> Stored data
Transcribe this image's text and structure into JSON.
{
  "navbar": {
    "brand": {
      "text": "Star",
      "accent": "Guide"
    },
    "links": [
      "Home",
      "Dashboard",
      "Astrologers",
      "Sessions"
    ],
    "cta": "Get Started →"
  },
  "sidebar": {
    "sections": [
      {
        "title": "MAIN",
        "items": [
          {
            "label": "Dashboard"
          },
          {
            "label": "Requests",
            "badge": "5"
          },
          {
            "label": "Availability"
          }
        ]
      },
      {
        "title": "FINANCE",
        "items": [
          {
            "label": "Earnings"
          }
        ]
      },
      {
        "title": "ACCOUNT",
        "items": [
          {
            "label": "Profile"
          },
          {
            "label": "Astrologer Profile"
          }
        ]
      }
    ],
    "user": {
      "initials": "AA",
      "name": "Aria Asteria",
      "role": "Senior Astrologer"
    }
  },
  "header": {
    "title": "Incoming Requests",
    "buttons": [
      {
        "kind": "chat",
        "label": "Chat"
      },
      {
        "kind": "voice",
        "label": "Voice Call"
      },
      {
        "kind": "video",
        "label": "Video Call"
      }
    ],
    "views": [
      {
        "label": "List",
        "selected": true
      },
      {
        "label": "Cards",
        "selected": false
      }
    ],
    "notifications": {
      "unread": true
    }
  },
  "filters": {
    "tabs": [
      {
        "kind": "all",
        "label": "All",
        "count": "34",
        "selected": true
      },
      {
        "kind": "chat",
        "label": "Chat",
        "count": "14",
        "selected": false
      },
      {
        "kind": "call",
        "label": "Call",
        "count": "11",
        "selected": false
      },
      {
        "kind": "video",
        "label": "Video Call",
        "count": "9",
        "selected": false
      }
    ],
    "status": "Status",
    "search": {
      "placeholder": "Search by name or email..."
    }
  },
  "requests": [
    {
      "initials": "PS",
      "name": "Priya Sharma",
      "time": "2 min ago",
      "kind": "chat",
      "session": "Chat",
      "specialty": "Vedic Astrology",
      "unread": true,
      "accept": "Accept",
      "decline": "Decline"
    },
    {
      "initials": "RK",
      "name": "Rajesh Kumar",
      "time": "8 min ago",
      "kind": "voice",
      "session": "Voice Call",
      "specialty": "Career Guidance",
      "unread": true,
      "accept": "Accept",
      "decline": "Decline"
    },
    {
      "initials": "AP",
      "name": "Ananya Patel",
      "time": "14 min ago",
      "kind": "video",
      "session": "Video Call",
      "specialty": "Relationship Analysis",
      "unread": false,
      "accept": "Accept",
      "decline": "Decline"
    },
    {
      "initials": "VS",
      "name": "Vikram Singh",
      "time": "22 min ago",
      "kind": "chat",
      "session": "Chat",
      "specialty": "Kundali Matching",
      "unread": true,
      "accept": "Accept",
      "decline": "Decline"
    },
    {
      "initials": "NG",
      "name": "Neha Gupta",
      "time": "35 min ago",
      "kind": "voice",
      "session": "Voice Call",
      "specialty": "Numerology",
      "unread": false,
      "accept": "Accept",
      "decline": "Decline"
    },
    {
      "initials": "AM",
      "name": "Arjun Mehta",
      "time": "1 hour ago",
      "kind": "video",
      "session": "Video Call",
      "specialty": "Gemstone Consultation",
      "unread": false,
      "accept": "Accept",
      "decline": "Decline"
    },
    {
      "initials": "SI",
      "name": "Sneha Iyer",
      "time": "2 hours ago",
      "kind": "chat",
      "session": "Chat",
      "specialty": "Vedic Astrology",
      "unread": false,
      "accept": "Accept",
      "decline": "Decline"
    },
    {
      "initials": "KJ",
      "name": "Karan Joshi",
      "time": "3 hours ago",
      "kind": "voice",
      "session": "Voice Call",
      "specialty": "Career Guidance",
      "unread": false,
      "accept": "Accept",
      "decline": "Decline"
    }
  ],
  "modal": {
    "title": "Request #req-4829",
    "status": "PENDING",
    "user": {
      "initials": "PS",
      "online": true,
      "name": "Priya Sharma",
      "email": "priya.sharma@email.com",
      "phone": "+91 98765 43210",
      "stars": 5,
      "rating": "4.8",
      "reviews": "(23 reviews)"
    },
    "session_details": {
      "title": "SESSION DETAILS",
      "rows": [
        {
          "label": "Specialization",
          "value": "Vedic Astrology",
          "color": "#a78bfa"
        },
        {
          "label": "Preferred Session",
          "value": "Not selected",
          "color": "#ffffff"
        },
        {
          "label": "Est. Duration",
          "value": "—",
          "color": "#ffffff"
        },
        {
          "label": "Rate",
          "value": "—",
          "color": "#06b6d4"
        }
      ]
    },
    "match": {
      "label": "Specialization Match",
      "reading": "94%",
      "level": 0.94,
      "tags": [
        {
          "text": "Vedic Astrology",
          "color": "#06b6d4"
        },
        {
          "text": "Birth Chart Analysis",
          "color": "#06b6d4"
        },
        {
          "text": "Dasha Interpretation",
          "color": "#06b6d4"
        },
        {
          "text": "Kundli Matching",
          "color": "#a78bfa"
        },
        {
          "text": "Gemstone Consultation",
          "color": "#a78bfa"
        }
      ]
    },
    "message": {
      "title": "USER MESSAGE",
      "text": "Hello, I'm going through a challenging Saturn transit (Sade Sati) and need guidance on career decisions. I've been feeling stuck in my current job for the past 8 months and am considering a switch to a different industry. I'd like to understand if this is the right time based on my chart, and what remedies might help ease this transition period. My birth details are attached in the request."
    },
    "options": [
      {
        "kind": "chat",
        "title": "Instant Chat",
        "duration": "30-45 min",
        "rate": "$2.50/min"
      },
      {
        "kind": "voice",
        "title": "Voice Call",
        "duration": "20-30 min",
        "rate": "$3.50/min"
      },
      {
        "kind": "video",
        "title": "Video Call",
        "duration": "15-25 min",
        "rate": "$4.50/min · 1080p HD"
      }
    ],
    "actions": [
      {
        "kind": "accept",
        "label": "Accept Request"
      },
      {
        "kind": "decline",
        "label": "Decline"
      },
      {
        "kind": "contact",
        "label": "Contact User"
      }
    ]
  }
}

> Short exercise
Pull out all lines containing the word "this" from the entries above.

> Answer to the exercise
Transcribe this image's text and structure into JSON.
      "text": "Hello, I'm going through a challenging Saturn transit (Sade Sati) and need guidance on career decisions. I've been feeling stuck in my current job for the past 8 months and am considering a switch to a different industry. I'd like to understand if this is the right time based on my chart, and what remedies might help ease this transition period. My birth details are attached in the request."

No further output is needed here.